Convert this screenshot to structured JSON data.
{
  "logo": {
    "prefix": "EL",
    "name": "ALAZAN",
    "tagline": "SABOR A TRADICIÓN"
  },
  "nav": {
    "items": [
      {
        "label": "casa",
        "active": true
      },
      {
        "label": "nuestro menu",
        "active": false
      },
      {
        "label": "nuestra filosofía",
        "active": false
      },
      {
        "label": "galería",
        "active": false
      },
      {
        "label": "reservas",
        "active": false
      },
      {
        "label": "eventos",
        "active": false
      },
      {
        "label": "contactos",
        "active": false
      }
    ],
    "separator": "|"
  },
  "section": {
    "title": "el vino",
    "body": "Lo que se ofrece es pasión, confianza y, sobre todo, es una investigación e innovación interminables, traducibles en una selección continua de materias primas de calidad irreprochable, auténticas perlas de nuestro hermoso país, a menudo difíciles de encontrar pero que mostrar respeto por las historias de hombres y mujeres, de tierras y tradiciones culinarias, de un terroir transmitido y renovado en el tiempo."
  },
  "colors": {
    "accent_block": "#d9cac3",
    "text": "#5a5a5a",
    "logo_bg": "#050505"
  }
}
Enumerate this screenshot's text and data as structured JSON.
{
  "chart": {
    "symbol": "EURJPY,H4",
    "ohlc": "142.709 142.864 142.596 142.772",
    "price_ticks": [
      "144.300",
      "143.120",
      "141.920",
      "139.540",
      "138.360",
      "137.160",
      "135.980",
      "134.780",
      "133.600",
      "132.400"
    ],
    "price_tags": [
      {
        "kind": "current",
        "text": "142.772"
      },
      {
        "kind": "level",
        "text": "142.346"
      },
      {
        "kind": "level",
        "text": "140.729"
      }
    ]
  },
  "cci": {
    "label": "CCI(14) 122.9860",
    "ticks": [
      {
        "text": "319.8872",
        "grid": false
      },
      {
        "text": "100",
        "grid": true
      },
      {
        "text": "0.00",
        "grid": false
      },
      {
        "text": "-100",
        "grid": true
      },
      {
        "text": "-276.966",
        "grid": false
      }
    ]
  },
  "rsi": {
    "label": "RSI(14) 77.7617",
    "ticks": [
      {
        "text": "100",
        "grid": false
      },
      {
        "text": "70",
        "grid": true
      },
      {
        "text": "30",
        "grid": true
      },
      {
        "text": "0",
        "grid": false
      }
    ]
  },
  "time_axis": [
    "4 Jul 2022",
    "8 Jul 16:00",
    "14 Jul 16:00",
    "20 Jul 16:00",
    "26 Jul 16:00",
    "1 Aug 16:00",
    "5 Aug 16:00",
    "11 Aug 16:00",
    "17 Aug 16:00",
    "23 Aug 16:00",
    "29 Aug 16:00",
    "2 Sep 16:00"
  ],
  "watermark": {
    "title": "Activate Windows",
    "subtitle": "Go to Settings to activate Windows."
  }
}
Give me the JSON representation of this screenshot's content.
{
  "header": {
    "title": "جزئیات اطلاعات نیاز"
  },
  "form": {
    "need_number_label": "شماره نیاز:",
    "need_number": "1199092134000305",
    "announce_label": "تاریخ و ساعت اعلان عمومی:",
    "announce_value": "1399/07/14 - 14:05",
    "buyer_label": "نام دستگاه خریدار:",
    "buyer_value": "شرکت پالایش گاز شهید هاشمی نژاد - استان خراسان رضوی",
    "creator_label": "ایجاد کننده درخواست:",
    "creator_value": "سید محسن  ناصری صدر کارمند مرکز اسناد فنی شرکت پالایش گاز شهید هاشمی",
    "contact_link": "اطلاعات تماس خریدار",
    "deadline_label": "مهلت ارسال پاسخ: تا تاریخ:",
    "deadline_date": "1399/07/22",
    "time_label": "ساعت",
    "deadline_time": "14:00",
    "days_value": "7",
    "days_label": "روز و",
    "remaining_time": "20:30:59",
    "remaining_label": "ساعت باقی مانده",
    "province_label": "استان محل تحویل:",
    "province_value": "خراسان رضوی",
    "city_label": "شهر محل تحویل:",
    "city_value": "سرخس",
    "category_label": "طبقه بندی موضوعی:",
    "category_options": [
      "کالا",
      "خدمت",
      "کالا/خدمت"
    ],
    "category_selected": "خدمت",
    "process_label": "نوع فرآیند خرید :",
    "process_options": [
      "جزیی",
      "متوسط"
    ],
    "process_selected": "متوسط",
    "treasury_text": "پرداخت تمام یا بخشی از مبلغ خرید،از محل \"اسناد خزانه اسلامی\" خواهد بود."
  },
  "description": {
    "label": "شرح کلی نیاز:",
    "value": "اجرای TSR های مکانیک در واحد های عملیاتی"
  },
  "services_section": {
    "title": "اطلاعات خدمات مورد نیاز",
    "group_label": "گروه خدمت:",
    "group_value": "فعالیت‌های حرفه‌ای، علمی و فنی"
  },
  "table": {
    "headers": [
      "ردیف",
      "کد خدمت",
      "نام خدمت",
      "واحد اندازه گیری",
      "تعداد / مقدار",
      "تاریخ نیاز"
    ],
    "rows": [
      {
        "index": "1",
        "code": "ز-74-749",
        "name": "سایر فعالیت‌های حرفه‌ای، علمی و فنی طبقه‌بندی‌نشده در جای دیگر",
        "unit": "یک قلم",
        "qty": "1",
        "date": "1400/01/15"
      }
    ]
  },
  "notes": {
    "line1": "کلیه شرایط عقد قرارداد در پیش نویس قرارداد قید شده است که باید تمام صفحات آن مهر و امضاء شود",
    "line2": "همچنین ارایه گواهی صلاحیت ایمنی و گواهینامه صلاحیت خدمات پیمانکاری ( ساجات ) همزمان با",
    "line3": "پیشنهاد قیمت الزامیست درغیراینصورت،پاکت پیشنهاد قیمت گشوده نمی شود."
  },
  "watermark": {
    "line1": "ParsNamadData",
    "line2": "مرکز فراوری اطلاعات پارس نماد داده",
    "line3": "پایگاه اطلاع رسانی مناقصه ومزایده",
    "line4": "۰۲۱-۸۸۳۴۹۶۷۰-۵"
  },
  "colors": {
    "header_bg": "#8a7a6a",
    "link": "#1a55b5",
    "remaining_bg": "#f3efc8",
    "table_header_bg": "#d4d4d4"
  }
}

TASK BRIEF. Copy down every line of the material above that includes the string "بندی".

OUTPUT.
    "category_label": "طبقه بندی موضوعی:",
        "name": "سایر فعالیت‌های حرفه‌ای، علمی و فنی طبقه‌بندی‌نشده در جای دیگر",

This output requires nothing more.